Page excerpt:
== == ==

Seeing a modified transit van parked outside a Rockingham County recreation center with a nurse practitioner taking someone’s blood pressure and a telehealth screen glowing inside is a little unsettling. It doesn’t appear to be the way healthcare will develop. It appears modest, perhaps even improvised. However, that is precisely why UNCG’s newest mobile health unit, Minerva’s Health Chariot, is worthwhile. On April 29, 2026, Chancellor Franklin D. Gilliam, Jr., School of Nursing Dean Debra Barksdale, and a group of faculty, students, and local officials gathered on the steps as the van pulled up outside the Nursing and Instructional Building in Greensboro. Anita Bachmann, CEO of UnitedHealthcare Community Plan of North Carolina, stood somewhere among them, symbolizing the $715,000 investment that made it all possible.
The Chariot is not the first mobile health initiative from UNCG. This began in 2023 with Minerva’s Mobile Health Unit, a converted RV that has since provided care to more than 3,000 individuals throughout the Triad. If the demand hadn’t exceeded the capacity of a single vehicle, that figure might have been higher. In areas where the closest doctor’s office might as well be in a different zip code, the original unit provided screenings, immunizations, and primary care visits while stopping at housing communities, churches, and recreation centers. Six people with life-threatening conditions were identified by the team in 2025 alone, and they were referred for immediate treatment—interventions that could potentially save lives by any standard.
On paper, the Chariot’s integrated telehealth capability is what makes it unique. When a patient comes in for a routine screening, they can speak with a primary care physician in real time during the same visit if the results raise any red flags. A follow-up should not be scheduled three weeks in advance. The closest clinic is not forty minutes away by car. Faculty member Dr. Tiffany Gibson, who oversees mobile health operations and sees patients on the unit several times a week, has made it clear why this is important: in underserved and rural communities, missing a follow-up is not only inconvenient but frequently the point at which a patient completely exits the system.
The point is that the van is actually smaller than the original RV. Because of its small footprint, it can travel to places that a larger unit couldn’t, such as cramped parking lots, smaller community sites, and rural roads where a full-sized recreational vehicle causes logistical challenges. In order to serve an extra 1,000 people, UNCG intends to extend clinic operations from four to six days per week. As part of the Minerva Mobile Health Scholars program, nursing students and graduate nurse practitioner students rotate through the units, gaining clinical experience that is difficult to duplicate in a conventional hospital setting. This type of training seems to produce a different kind of nurse, one who is more at ease meeting people in strange places, working with limited resources, and improvising than sitting behind a desk.

Guilford, Forsyth, Alamance, Rockingham, Randolph, Davidson, Davie, and Caswell are the eight counties that the Chariot can reach. For years, the healthcare infrastructure in some of these areas has been deteriorating, with clinics closing, providers moving, and transportation continuing to be a persistent obstacle for low-income families and older adults. Although it’s still unclear if a single van and a telehealth screen can significantly reverse those trends, preliminary data from the original unit indicates that even small interventions, such as early detection of a dangerous condition, avoiding an ER visit, or hosting weekend outreach events that reach people during nontraditional hours, add up in ways that statistics alone don’t fully capture.
At the ribbon-cutting ceremony, Chancellor Gilliam also declared that UNCG had been approved to take part in the Rural Residency Medical Education and Training Fund, with $200,000 going directly to the School of Nursing and an additional $200,000 divided between the Department of Social Work and Psychology. It’s difficult to ignore the fact that UNCG is creating something more than a single mobile unit when you watch these components come together: the van, the funding, and the training pipeline. The true test will be whether or not the Triad’s most marginalized citizens notice a difference, but at least the Chariot is already in motion.

== == ==

Data listing:
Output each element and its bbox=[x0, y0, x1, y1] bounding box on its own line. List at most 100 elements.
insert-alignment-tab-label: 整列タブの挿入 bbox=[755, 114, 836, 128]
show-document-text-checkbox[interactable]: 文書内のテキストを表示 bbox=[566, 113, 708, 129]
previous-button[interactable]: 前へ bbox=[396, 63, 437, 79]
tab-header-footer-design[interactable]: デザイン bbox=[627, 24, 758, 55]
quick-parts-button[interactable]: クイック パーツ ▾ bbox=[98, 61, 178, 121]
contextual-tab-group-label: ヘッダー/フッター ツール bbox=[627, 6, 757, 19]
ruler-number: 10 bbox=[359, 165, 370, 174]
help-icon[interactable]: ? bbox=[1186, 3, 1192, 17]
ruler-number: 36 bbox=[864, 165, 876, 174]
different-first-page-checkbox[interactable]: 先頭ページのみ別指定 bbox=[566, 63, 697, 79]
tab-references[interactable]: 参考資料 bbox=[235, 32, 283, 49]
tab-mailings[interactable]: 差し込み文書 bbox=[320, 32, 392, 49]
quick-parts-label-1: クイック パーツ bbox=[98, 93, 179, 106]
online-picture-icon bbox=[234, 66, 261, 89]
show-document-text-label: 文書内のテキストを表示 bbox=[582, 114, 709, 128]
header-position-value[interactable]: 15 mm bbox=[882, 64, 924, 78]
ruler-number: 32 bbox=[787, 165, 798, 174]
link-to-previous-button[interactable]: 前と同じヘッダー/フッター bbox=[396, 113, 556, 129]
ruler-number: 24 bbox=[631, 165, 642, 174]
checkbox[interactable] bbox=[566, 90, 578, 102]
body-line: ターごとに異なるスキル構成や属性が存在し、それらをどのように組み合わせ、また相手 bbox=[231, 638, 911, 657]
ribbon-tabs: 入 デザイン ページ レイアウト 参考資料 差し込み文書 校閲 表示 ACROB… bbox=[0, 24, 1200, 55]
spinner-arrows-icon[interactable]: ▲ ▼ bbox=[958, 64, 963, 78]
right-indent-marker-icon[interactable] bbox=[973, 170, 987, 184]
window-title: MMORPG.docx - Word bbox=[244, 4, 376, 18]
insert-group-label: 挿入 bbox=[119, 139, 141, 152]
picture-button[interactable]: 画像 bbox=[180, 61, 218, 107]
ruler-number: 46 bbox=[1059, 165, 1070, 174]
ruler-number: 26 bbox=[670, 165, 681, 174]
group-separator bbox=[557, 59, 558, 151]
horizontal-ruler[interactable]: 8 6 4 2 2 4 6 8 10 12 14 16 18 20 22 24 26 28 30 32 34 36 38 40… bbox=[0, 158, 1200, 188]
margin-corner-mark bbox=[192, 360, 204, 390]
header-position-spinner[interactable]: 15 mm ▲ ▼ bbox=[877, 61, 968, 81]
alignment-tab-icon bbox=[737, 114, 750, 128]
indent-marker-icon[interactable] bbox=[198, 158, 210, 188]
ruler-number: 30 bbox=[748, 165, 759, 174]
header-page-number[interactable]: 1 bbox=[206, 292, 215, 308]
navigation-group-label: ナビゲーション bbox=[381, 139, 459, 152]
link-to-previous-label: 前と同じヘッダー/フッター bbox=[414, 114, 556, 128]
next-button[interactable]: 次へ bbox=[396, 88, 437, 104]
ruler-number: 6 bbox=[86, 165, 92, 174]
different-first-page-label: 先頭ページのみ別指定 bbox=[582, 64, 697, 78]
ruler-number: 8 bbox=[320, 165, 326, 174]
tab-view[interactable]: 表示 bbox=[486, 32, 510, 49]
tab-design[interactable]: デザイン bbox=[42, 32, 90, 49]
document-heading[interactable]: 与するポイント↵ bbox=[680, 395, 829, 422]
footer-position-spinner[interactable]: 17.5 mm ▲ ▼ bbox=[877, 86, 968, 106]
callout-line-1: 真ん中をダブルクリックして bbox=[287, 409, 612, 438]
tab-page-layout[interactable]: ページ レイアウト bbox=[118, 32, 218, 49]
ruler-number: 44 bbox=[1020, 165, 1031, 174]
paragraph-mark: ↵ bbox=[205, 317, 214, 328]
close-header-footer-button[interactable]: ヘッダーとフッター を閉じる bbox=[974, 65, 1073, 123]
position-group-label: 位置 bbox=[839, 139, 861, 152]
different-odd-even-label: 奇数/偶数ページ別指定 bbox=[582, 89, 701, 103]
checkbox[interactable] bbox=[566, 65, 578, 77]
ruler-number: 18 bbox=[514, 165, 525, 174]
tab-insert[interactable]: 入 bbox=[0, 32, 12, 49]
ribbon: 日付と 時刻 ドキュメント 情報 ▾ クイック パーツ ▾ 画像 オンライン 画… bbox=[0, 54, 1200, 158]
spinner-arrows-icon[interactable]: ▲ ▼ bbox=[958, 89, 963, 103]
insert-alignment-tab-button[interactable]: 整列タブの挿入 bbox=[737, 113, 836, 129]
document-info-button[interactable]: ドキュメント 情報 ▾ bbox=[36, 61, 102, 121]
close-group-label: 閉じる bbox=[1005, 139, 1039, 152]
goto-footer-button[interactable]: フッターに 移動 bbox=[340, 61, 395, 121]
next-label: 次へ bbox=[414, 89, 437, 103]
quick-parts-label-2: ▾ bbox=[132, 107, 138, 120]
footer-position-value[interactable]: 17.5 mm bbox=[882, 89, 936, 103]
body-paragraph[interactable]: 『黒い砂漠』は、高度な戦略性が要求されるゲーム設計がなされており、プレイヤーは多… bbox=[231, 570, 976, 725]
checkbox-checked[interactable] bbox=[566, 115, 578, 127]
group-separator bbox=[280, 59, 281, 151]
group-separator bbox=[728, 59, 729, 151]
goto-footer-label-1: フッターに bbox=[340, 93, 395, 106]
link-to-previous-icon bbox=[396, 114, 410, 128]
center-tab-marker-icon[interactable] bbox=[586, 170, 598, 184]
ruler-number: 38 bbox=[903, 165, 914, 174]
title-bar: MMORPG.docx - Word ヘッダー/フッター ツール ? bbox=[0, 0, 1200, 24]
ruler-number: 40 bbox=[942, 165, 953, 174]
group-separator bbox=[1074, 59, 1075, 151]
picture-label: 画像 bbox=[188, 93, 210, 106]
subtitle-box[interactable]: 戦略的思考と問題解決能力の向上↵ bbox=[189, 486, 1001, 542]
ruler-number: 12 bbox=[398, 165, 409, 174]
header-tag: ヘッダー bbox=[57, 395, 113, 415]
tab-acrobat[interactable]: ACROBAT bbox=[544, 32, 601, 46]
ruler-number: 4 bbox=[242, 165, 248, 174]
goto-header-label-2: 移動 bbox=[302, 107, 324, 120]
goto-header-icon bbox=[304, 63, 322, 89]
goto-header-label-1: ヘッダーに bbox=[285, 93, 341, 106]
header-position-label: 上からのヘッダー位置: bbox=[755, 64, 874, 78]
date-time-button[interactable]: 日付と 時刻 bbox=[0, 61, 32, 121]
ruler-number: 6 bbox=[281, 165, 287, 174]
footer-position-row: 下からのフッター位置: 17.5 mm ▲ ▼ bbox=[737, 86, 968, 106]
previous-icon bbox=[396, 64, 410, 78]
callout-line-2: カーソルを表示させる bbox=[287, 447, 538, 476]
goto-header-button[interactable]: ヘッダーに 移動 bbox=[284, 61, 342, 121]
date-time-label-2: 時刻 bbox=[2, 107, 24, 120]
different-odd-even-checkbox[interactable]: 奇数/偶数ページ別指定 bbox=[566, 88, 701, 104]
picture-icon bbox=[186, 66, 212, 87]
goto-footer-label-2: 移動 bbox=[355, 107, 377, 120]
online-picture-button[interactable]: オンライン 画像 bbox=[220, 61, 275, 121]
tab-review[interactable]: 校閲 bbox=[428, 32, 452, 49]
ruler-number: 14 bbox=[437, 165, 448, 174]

== == ==

Check your understanding:
[1] In the article about UNCG's mobile health units, how many people has the original unit cared for since 2023?
[2] Reproduce word for word the stretch of the UNCG mobile health article from "The point is" through "behind a desk.".
The material comes from a different source than the article.

Outputs in order:
[1] More than 3,000 people across the Triad.

[2]
The point is that the van is actually smaller than the original RV. Because of its small footprint, it can travel to places that a larger unit couldn’t, such as cramped parking lots, smaller community sites, and rural roads where a full-sized recreational vehicle causes logistical challenges. In order to serve an extra 1,000 people, UNCG intends to extend clinic operations from four to six days per week. As part of the Minerva Mobile Health Scholars program, nursing students and graduate nurse practitioner students rotate through the units, gaining clinical experience that is difficult to duplicate in a conventional hospital setting. This type of training seems to produce a different kind of nurse, one who is more at ease meeting people in strange places, working with limited resources, and improvising than sitting behind a desk.